**What this task involves**
Repeat all of the material below exactly as written, images excluded.

**Data records**
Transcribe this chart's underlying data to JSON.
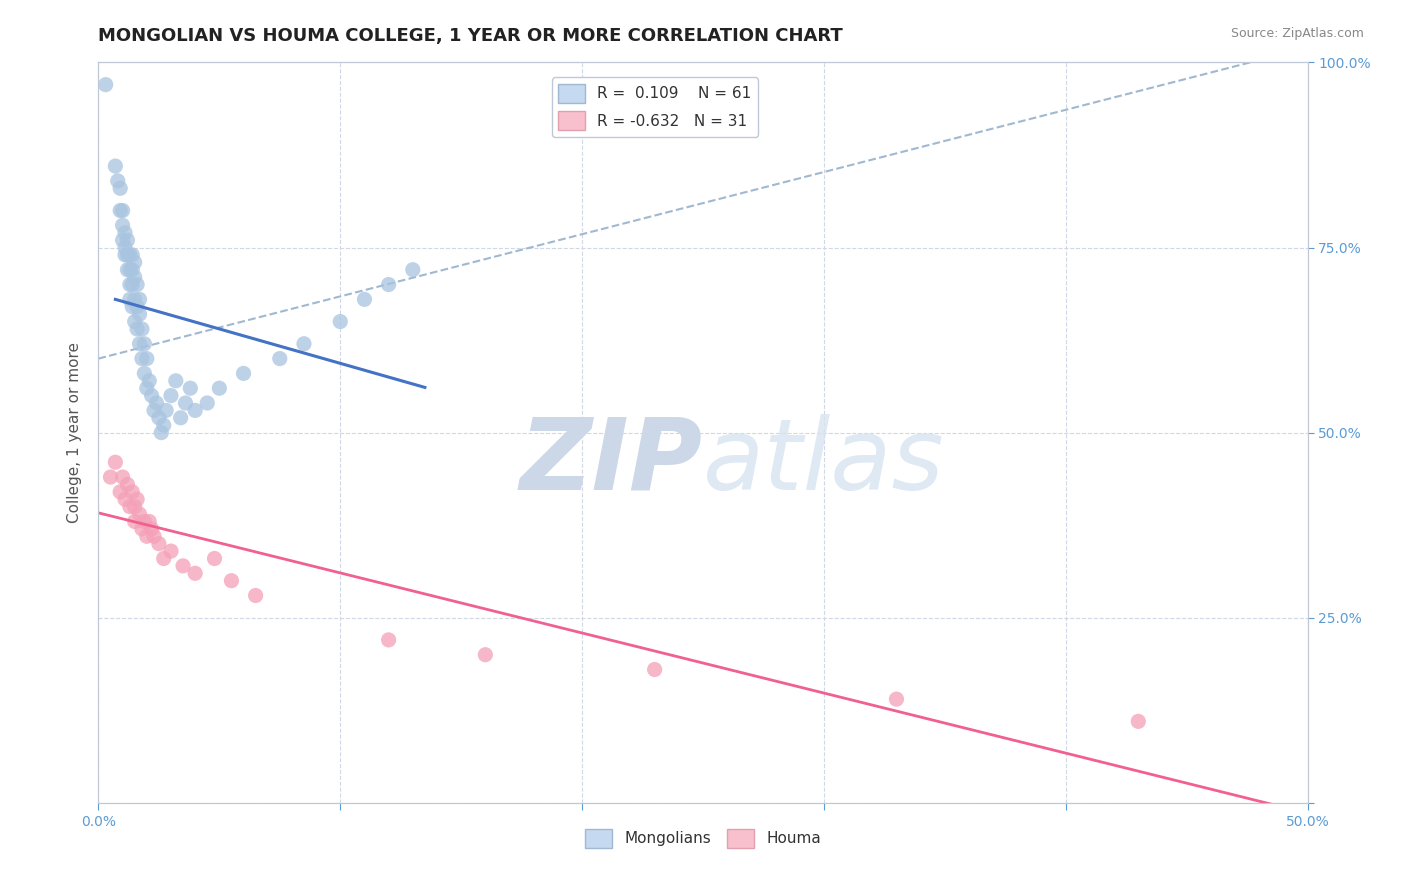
{
  "title": "MONGOLIAN VS HOUMA COLLEGE, 1 YEAR OR MORE CORRELATION CHART",
  "source_text": "Source: ZipAtlas.com",
  "ylabel": "College, 1 year or more",
  "xlim": [
    0.0,
    0.5
  ],
  "ylim": [
    0.0,
    1.0
  ],
  "xticks": [
    0.0,
    0.1,
    0.2,
    0.3,
    0.4,
    0.5
  ],
  "yticks": [
    0.0,
    0.25,
    0.5,
    0.75,
    1.0
  ],
  "xticklabels": [
    "0.0%",
    "",
    "",
    "",
    "",
    "50.0%"
  ],
  "yticklabels_right": [
    "",
    "25.0%",
    "50.0%",
    "75.0%",
    "100.0%"
  ],
  "r_mongolian": 0.109,
  "n_mongolian": 61,
  "r_houma": -0.632,
  "n_houma": 31,
  "mongolian_color": "#a8c4e0",
  "houma_color": "#f4a0b8",
  "mongolian_line_color": "#4472c4",
  "houma_line_color": "#f06090",
  "dashed_line_color": "#a0b8d0",
  "watermark_color": "#ccd8e8",
  "legend_blue_fill": "#c5d9f0",
  "legend_pink_fill": "#f8c0cc",
  "mongolian_x": [
    0.003,
    0.007,
    0.008,
    0.009,
    0.009,
    0.01,
    0.01,
    0.01,
    0.011,
    0.011,
    0.011,
    0.012,
    0.012,
    0.012,
    0.013,
    0.013,
    0.013,
    0.013,
    0.014,
    0.014,
    0.014,
    0.014,
    0.015,
    0.015,
    0.015,
    0.015,
    0.016,
    0.016,
    0.016,
    0.017,
    0.017,
    0.017,
    0.018,
    0.018,
    0.019,
    0.019,
    0.02,
    0.02,
    0.021,
    0.022,
    0.023,
    0.024,
    0.025,
    0.026,
    0.027,
    0.028,
    0.03,
    0.032,
    0.034,
    0.036,
    0.038,
    0.04,
    0.045,
    0.05,
    0.06,
    0.075,
    0.085,
    0.1,
    0.11,
    0.12,
    0.13
  ],
  "mongolian_y": [
    0.97,
    0.86,
    0.84,
    0.8,
    0.83,
    0.78,
    0.76,
    0.8,
    0.74,
    0.77,
    0.75,
    0.72,
    0.74,
    0.76,
    0.7,
    0.72,
    0.74,
    0.68,
    0.7,
    0.72,
    0.74,
    0.67,
    0.68,
    0.71,
    0.73,
    0.65,
    0.67,
    0.7,
    0.64,
    0.66,
    0.68,
    0.62,
    0.64,
    0.6,
    0.62,
    0.58,
    0.6,
    0.56,
    0.57,
    0.55,
    0.53,
    0.54,
    0.52,
    0.5,
    0.51,
    0.53,
    0.55,
    0.57,
    0.52,
    0.54,
    0.56,
    0.53,
    0.54,
    0.56,
    0.58,
    0.6,
    0.62,
    0.65,
    0.68,
    0.7,
    0.72
  ],
  "houma_x": [
    0.005,
    0.007,
    0.009,
    0.01,
    0.011,
    0.012,
    0.013,
    0.014,
    0.015,
    0.015,
    0.016,
    0.017,
    0.018,
    0.019,
    0.02,
    0.021,
    0.022,
    0.023,
    0.025,
    0.027,
    0.03,
    0.035,
    0.04,
    0.048,
    0.055,
    0.065,
    0.12,
    0.16,
    0.23,
    0.33,
    0.43
  ],
  "houma_y": [
    0.44,
    0.46,
    0.42,
    0.44,
    0.41,
    0.43,
    0.4,
    0.42,
    0.38,
    0.4,
    0.41,
    0.39,
    0.37,
    0.38,
    0.36,
    0.38,
    0.37,
    0.36,
    0.35,
    0.33,
    0.34,
    0.32,
    0.31,
    0.33,
    0.3,
    0.28,
    0.22,
    0.2,
    0.18,
    0.14,
    0.11
  ],
  "background_color": "#ffffff",
  "title_fontsize": 13,
  "axis_label_fontsize": 11,
  "tick_fontsize": 10,
  "legend_fontsize": 11,
  "source_fontsize": 9,
  "dashed_line_x": [
    0.0,
    0.5
  ],
  "dashed_line_y": [
    0.6,
    1.02
  ]
}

**Result**
Transcribe this chart's underlying data to JSON.
{
  "title": "MONGOLIAN VS HOUMA COLLEGE, 1 YEAR OR MORE CORRELATION CHART",
  "source_text": "Source: ZipAtlas.com",
  "ylabel": "College, 1 year or more",
  "xlim": [
    0.0,
    0.5
  ],
  "ylim": [
    0.0,
    1.0
  ],
  "xticks": [
    0.0,
    0.1,
    0.2,
    0.3,
    0.4,
    0.5
  ],
  "yticks": [
    0.0,
    0.25,
    0.5,
    0.75,
    1.0
  ],
  "xticklabels": [
    "0.0%",
    "",
    "",
    "",
    "",
    "50.0%"
  ],
  "yticklabels_right": [
    "",
    "25.0%",
    "50.0%",
    "75.0%",
    "100.0%"
  ],
  "r_mongolian": 0.109,
  "n_mongolian": 61,
  "r_houma": -0.632,
  "n_houma": 31,
  "mongolian_color": "#a8c4e0",
  "houma_color": "#f4a0b8",
  "mongolian_line_color": "#4472c4",
  "houma_line_color": "#f06090",
  "dashed_line_color": "#a0b8d0",
  "watermark_color": "#ccd8e8",
  "legend_blue_fill": "#c5d9f0",
  "legend_pink_fill": "#f8c0cc",
  "mongolian_x": [
    0.003,
    0.007,
    0.008,
    0.009,
    0.009,
    0.01,
    0.01,
    0.01,
    0.011,
    0.011,
    0.011,
    0.012,
    0.012,
    0.012,
    0.013,
    0.013,
    0.013,
    0.013,
    0.014,
    0.014,
    0.014,
    0.014,
    0.015,
    0.015,
    0.015,
    0.015,
    0.016,
    0.016,
    0.016,
    0.017,
    0.017,
    0.017,
    0.018,
    0.018,
    0.019,
    0.019,
    0.02,
    0.02,
    0.021,
    0.022,
    0.023,
    0.024,
    0.025,
    0.026,
    0.027,
    0.028,
    0.03,
    0.032,
    0.034,
    0.036,
    0.038,
    0.04,
    0.045,
    0.05,
    0.06,
    0.075,
    0.085,
    0.1,
    0.11,
    0.12,
    0.13
  ],
  "mongolian_y": [
    0.97,
    0.86,
    0.84,
    0.8,
    0.83,
    0.78,
    0.76,
    0.8,
    0.74,
    0.77,
    0.75,
    0.72,
    0.74,
    0.76,
    0.7,
    0.72,
    0.74,
    0.68,
    0.7,
    0.72,
    0.74,
    0.67,
    0.68,
    0.71,
    0.73,
    0.65,
    0.67,
    0.7,
    0.64,
    0.66,
    0.68,
    0.62,
    0.64,
    0.6,
    0.62,
    0.58,
    0.6,
    0.56,
    0.57,
    0.55,
    0.53,
    0.54,
    0.52,
    0.5,
    0.51,
    0.53,
    0.55,
    0.57,
    0.52,
    0.54,
    0.56,
    0.53,
    0.54,
    0.56,
    0.58,
    0.6,
    0.62,
    0.65,
    0.68,
    0.7,
    0.72
  ],
  "houma_x": [
    0.005,
    0.007,
    0.009,
    0.01,
    0.011,
    0.012,
    0.013,
    0.014,
    0.015,
    0.015,
    0.016,
    0.017,
    0.018,
    0.019,
    0.02,
    0.021,
    0.022,
    0.023,
    0.025,
    0.027,
    0.03,
    0.035,
    0.04,
    0.048,
    0.055,
    0.065,
    0.12,
    0.16,
    0.23,
    0.33,
    0.43
  ],
  "houma_y": [
    0.44,
    0.46,
    0.42,
    0.44,
    0.41,
    0.43,
    0.4,
    0.42,
    0.38,
    0.4,
    0.41,
    0.39,
    0.37,
    0.38,
    0.36,
    0.38,
    0.37,
    0.36,
    0.35,
    0.33,
    0.34,
    0.32,
    0.31,
    0.33,
    0.3,
    0.28,
    0.22,
    0.2,
    0.18,
    0.14,
    0.11
  ],
  "background_color": "#ffffff",
  "title_fontsize": 13,
  "axis_label_fontsize": 11,
  "tick_fontsize": 10,
  "legend_fontsize": 11,
  "source_fontsize": 9,
  "dashed_line_x": [
    0.0,
    0.5
  ],
  "dashed_line_y": [
    0.6,
    1.02
  ]
}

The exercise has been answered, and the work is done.